## WORK TO DO
Looking at the listing beneath, work out how many lines hold "dall" and report only that figure.

Data records
++++++++
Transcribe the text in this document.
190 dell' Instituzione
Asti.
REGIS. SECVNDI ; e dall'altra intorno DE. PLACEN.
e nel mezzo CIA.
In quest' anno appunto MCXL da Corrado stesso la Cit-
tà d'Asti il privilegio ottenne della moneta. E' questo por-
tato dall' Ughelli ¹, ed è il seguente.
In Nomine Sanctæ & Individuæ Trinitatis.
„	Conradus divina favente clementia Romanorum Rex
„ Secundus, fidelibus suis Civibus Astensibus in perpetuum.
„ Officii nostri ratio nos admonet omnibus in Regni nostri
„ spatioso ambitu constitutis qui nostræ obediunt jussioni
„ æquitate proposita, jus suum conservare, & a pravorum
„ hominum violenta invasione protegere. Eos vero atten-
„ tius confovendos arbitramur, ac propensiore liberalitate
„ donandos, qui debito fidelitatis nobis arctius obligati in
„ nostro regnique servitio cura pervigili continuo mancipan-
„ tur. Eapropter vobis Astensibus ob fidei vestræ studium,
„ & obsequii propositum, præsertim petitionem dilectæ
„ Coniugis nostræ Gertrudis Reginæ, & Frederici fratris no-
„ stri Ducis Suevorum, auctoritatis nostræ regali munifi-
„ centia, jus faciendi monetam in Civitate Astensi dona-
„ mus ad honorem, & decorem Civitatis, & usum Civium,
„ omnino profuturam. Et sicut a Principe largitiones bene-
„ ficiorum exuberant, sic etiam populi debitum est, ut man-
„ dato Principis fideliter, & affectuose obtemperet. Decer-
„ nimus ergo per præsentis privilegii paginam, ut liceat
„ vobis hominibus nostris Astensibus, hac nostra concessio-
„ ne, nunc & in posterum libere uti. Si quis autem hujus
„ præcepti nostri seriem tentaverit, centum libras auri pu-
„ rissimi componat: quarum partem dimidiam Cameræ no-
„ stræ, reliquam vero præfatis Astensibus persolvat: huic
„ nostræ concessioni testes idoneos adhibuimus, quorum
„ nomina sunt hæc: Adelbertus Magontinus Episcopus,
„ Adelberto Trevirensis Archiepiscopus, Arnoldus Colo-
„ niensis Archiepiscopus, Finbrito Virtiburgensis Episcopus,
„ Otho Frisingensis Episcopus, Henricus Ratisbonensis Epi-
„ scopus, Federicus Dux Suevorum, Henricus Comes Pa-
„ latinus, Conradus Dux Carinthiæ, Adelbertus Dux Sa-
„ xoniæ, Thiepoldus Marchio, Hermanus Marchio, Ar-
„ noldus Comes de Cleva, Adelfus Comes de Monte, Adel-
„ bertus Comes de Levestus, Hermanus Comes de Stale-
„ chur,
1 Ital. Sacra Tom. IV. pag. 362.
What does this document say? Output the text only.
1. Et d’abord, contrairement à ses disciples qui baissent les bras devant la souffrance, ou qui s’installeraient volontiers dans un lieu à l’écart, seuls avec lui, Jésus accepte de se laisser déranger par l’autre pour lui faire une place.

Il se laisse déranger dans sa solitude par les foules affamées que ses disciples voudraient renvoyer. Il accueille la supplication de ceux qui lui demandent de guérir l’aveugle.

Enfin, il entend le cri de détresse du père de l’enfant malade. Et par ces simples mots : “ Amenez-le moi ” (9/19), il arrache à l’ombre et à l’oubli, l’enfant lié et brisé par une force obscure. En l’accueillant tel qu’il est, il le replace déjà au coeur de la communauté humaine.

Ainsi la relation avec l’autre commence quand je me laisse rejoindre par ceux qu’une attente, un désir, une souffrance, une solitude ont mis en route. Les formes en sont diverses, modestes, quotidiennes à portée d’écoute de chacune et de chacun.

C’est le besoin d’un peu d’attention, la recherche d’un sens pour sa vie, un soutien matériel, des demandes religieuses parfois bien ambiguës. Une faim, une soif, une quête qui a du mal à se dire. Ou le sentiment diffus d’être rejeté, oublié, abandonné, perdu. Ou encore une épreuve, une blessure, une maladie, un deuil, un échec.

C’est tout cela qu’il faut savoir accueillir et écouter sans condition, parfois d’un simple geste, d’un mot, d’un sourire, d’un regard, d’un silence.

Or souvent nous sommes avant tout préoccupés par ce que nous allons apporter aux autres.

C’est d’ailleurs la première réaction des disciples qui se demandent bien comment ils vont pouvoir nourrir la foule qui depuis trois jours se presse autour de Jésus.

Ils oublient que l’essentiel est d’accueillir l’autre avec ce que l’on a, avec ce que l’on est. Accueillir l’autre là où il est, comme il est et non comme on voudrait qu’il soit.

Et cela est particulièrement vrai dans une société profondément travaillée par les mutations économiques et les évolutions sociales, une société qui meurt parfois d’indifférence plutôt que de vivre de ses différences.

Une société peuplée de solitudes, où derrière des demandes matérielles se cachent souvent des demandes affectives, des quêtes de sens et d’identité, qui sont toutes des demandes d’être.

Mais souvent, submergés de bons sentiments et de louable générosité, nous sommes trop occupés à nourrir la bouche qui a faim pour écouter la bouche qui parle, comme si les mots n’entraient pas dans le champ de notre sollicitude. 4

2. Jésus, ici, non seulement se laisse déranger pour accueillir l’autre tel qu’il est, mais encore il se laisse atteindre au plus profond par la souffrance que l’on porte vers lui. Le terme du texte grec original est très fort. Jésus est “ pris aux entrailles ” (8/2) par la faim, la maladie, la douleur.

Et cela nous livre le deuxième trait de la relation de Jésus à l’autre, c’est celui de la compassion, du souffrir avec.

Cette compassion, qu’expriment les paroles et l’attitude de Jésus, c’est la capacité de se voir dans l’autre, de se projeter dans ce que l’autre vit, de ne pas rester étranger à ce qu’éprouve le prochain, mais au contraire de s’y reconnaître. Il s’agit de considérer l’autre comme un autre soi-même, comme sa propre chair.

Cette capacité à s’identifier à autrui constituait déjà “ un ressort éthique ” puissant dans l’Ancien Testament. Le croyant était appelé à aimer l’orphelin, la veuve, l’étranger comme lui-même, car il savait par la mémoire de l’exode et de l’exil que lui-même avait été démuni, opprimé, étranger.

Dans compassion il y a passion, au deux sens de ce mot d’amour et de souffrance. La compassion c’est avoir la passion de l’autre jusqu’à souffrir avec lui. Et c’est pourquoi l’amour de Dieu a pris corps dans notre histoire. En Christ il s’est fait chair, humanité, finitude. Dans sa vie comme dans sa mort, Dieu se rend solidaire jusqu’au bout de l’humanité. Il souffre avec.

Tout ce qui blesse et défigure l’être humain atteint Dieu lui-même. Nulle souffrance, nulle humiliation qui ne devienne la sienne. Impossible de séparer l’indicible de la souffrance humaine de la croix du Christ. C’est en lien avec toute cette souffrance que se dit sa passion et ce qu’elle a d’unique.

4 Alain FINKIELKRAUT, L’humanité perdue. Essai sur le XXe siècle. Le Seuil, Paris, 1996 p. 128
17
++++++++
## COMPLETED TASK
2